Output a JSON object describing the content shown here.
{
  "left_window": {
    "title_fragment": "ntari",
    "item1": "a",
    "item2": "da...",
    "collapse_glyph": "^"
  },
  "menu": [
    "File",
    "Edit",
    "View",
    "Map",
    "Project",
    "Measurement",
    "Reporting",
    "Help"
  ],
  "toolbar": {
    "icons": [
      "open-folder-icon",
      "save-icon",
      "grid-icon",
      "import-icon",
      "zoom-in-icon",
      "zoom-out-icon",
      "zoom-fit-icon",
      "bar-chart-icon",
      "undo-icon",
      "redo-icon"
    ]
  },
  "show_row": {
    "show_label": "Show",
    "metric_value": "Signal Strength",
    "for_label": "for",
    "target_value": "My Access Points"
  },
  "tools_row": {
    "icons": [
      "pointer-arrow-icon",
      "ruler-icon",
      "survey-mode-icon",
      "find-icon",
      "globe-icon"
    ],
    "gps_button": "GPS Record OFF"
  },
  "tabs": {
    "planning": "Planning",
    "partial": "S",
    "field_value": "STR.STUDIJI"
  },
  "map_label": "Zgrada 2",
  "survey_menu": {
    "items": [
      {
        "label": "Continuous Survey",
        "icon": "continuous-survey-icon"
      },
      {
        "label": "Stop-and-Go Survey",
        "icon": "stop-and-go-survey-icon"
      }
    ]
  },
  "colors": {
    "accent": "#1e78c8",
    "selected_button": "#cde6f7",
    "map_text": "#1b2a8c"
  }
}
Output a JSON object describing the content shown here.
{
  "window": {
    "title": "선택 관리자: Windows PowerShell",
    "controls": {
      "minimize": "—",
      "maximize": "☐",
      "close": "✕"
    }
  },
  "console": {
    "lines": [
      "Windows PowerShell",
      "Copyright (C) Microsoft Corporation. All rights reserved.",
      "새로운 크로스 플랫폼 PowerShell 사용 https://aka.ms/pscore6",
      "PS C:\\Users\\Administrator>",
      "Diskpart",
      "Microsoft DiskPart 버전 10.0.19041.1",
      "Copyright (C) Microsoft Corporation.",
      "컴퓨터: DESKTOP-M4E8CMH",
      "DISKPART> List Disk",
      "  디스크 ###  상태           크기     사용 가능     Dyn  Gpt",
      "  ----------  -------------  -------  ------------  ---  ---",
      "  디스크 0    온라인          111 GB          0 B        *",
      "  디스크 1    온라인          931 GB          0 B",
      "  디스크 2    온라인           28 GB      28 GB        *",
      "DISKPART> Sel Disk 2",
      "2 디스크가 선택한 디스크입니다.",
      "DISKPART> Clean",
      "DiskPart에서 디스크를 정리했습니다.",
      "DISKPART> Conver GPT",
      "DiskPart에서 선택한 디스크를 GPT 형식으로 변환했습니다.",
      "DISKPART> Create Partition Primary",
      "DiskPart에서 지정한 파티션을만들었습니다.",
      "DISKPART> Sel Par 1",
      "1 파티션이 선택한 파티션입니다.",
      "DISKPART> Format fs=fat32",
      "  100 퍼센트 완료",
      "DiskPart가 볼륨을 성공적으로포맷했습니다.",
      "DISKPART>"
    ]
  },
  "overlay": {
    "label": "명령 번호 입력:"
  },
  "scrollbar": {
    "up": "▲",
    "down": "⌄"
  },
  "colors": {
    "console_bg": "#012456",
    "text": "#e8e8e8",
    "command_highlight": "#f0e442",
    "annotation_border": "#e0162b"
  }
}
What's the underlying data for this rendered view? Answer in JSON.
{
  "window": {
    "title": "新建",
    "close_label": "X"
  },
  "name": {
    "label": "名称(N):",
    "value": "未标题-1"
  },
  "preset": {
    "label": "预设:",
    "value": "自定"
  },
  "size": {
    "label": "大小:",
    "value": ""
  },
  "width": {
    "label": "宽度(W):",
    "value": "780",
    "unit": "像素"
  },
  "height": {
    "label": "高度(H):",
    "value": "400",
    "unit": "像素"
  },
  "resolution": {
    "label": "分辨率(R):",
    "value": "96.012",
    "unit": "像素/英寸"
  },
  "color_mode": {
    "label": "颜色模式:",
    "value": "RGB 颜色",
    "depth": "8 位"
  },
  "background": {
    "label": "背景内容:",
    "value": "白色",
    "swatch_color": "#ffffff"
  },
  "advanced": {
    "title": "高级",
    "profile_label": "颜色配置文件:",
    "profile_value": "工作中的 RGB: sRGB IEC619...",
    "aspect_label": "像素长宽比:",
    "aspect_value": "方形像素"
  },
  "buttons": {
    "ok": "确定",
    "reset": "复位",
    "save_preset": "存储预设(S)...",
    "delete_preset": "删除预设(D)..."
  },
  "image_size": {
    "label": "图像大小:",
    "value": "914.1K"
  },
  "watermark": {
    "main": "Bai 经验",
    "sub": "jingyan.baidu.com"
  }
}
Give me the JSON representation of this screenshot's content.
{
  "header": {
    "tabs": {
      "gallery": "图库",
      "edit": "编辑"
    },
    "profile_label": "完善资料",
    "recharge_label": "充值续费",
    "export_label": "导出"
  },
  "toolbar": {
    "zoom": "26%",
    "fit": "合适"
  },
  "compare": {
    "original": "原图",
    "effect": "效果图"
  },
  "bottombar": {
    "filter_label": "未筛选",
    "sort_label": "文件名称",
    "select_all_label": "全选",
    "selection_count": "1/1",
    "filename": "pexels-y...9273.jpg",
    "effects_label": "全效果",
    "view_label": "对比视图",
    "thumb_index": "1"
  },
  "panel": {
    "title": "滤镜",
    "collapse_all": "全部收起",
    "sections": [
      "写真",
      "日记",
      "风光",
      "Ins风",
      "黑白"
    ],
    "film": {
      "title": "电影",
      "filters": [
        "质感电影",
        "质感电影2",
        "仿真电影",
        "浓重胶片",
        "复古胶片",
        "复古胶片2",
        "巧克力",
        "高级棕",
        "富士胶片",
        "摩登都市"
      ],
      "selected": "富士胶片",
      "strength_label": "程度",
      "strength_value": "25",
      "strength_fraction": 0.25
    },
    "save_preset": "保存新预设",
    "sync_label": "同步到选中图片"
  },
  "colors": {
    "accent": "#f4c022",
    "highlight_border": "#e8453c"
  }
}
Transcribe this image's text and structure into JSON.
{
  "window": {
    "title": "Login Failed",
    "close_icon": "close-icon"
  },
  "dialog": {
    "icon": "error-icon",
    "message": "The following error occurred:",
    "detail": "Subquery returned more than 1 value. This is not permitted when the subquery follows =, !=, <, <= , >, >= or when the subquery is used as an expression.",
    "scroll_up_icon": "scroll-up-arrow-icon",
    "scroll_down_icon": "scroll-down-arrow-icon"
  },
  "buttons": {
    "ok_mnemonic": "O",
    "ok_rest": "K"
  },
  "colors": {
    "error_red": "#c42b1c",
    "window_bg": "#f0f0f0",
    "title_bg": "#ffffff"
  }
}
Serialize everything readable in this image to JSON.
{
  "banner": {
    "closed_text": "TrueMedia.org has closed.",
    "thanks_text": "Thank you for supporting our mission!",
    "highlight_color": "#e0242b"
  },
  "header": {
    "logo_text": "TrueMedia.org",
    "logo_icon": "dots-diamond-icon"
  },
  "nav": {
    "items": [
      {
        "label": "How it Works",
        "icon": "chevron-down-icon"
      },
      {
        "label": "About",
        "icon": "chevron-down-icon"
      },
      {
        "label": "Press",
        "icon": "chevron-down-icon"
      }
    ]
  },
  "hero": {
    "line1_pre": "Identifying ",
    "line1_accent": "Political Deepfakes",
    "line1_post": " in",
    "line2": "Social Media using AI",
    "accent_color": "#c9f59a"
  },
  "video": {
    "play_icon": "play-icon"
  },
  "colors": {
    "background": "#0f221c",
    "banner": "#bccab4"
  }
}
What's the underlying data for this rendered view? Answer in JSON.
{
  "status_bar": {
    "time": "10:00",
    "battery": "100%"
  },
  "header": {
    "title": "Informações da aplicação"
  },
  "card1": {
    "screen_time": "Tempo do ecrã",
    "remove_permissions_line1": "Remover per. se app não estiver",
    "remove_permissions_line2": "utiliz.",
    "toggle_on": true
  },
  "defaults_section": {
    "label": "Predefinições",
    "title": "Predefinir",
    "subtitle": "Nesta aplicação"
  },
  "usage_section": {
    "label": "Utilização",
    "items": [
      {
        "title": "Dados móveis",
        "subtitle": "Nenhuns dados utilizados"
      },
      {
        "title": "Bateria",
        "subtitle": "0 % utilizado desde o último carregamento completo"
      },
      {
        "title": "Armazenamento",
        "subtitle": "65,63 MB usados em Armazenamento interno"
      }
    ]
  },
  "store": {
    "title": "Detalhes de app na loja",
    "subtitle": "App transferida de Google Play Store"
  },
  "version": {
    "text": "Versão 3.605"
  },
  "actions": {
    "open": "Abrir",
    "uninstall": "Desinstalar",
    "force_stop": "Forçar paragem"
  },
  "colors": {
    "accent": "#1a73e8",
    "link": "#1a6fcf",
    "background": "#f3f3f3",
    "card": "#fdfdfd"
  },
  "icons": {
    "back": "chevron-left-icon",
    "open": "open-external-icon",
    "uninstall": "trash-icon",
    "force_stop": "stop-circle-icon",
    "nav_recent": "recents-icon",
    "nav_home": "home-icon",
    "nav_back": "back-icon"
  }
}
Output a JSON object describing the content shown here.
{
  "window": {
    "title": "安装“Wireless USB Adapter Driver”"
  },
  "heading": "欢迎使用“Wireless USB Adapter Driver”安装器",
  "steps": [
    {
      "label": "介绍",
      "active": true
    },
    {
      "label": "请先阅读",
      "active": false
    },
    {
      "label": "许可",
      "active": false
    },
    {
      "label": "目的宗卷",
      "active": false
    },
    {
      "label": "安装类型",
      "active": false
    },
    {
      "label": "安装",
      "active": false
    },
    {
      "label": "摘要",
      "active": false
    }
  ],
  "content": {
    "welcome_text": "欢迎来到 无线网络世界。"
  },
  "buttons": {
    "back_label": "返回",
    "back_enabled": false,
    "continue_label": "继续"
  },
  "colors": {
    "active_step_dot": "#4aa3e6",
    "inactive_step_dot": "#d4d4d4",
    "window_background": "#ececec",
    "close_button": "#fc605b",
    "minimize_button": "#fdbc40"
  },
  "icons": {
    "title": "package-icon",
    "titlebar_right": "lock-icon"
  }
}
________________________________________
**What you should do**
Where a line holds the string "open", copy that line.

**Exercise solution**
      "open-folder-icon",
    "open": "Abrir",
    "open": "open-external-icon",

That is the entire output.